● TEXT SHOWN:
>> BEGIN

This Court has defined a “reasonable opportunity to prevail” as a “tolerable, moderate, rational honest, or equitable chance of success on the merits.” Video Tape Exch. Coop of Am., Inc. v. Department of State Revenue, 512 N.E.2d 476, 477 (Ind. Tax Ct. 1986). This Court has not had the opportunity to evaluate this standard in the context of an original tax appeal from a final determination of the State Board.[7] In cases involving a State Board final determination, a litigant will have to demonstrate that the State Board’s decision is unsupported by substantial evidence, is arbitrary or capricious, constitutes an abuse of discretion, or exceeds statutory authority in order to succeed. See King Industrial Corp. v. State Bd. of Tax Comm’rs, 699 N.E.2d 338, 339 (Ind. Tax Ct. 1998). Therefore, the Petitioners will have to show a reasonable likelihood of making that demonstration because the Petitioners cannot succeed on the merits without meeting the standard under which this Court may reverse final determinations of the State Board.

>> END

● Layout coordinate records:
>> BEGIN

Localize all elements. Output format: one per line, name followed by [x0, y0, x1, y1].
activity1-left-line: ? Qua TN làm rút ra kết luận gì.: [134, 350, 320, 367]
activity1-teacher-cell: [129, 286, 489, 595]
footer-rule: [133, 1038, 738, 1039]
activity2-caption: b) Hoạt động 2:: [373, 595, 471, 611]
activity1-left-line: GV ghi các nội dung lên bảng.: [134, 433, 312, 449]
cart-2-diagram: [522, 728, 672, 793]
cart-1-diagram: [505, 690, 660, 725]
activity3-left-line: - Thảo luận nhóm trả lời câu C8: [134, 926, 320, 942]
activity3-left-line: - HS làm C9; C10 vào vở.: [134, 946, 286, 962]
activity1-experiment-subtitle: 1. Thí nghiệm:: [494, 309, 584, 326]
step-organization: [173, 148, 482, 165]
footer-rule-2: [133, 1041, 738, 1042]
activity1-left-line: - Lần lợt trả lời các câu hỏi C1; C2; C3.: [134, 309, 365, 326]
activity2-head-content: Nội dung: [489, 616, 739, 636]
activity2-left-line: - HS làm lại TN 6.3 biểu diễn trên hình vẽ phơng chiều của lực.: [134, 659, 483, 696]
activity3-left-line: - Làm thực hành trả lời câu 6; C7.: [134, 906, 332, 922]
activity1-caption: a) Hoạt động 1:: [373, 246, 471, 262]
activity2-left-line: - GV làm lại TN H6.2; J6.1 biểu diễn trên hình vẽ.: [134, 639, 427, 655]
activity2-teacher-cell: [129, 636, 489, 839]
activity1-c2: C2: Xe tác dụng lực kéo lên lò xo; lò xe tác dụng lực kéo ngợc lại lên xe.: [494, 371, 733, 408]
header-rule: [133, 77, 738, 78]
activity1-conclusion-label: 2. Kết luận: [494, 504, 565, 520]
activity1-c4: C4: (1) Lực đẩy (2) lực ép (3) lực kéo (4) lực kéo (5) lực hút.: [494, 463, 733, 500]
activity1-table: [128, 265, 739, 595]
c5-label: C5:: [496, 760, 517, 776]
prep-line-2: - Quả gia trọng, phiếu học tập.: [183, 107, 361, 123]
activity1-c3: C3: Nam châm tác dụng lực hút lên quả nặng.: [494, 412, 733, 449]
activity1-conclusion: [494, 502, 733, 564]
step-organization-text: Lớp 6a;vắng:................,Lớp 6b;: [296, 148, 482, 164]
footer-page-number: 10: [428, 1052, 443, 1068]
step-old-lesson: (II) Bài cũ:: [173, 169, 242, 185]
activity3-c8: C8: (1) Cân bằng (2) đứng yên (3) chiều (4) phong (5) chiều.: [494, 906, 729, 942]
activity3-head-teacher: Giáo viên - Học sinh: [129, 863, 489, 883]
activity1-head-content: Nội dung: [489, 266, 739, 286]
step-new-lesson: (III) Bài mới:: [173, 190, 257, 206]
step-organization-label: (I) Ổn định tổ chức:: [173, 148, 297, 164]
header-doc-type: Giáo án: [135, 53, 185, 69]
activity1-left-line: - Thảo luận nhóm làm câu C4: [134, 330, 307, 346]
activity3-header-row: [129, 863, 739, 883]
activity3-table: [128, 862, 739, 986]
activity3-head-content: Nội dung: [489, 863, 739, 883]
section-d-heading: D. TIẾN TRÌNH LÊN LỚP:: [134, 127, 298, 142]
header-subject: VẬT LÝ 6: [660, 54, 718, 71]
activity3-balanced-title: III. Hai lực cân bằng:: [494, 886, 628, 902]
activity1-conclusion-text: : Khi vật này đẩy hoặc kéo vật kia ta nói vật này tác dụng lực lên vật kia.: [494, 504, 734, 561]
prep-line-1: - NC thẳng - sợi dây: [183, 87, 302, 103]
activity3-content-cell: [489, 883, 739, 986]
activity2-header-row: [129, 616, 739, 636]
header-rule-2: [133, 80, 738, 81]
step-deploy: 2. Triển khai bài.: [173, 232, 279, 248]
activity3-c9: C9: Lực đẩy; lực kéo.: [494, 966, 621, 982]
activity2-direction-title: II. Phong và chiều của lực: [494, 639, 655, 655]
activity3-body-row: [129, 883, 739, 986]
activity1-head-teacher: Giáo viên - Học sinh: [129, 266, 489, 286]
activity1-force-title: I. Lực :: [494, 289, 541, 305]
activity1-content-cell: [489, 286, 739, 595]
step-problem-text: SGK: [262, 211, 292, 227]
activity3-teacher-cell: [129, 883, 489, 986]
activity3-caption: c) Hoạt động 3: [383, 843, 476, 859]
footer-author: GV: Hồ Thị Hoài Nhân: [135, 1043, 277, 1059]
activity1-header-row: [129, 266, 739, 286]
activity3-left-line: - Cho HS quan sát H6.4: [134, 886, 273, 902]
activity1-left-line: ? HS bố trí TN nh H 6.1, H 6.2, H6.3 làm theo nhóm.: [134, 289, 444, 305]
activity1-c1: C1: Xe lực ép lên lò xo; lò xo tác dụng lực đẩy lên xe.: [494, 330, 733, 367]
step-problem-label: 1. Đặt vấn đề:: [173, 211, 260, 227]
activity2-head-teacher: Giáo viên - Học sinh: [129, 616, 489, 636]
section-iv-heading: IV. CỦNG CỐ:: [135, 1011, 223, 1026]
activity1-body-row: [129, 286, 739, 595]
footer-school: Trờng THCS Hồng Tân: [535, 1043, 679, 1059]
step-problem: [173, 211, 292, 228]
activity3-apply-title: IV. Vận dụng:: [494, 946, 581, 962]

>> END

● REQUIREMENTS:
1 – Reproduce the records from their first line through the line holding "cart-1-diagram: [505, 690, 660, 725]", inclusive. Swap "activity1-left-line" for "activity1-text-line" and leave everything else unchanged.
2 – Extend the tax court passage beyond the point where it stops.
The tax court passage and the records are unrelated material.

● TASK RESULTS:
1 –
Localize all elements. Output format: one per line, name followed by [x0, y0, x1, y1].
activity1-text-line: ? Qua TN làm rút ra kết luận gì.: [134, 350, 320, 367]
activity1-teacher-cell: [129, 286, 489, 595]
footer-rule: [133, 1038, 738, 1039]
activity2-caption: b) Hoạt động 2:: [373, 595, 471, 611]
activity1-text-line: GV ghi các nội dung lên bảng.: [134, 433, 312, 449]
cart-2-diagram: [522, 728, 672, 793]
cart-1-diagram: [505, 690, 660, 725]

2 –
The Petitioners contend that the State Board does not have the statutory authority to hire a contractor to conduct the Lake County reassessment because the State Board itself does not have the authority to conduct the assessment. In the Petitioners’ view, this makes those portions of the State Board’s order providing for the hiring of a contractor to conduct that reassessment invalid. In response, the State Board argues that because it has been given wide latitude in determining when to order a reassessment, it has the discretion to choose the means by which a reassessment is to be accomplished. According to the State Board, this includes the authority to conduct the reassessment itself or select and employ persons to conduct the reassessment on its behalf.

Under section 6-1.1-4-9, the State Board has the unquestioned authority to order a county-wide reassessment. The State Board also has the authority to supervise such a reassessment.[8] See Ind. Code § 6-1.1-35-1(3) (1998) (State Board has duty to “see that all property assessments are made in manner provided by law.”); see also Bielski v. Zorn, 627 N.E.2d 880, 886 (Ind. Tax Ct. 1994); cf. id. § 6-1.1-4-31(a) (State Board required to check conduct of general reassessment). The...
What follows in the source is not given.